Records
········
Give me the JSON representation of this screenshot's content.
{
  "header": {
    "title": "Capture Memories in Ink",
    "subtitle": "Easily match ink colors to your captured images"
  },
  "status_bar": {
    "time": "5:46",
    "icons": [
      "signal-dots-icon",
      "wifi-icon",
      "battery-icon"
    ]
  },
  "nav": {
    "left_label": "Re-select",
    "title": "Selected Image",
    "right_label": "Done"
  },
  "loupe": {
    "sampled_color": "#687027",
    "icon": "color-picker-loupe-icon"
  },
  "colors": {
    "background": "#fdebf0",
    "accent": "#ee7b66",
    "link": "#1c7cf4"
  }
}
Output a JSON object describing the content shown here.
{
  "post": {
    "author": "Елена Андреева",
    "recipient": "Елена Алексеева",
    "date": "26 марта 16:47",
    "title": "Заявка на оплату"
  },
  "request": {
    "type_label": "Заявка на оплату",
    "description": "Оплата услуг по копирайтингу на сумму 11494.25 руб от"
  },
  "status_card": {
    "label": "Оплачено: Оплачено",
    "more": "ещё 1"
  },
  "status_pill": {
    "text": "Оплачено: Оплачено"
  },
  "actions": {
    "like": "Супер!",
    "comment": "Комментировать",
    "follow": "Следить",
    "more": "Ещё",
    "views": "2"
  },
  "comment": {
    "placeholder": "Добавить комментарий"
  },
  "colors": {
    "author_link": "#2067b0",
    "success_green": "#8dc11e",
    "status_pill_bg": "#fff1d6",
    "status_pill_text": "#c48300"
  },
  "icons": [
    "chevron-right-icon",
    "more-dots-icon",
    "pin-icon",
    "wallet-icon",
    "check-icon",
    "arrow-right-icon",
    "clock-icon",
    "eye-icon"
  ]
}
········
» **The exercise**: From the data, list each line in which the string "Оплачено" appears.

» **Output of the exercise**:
    "label": "Оплачено: Оплачено",
    "text": "Оплачено: Оплачено"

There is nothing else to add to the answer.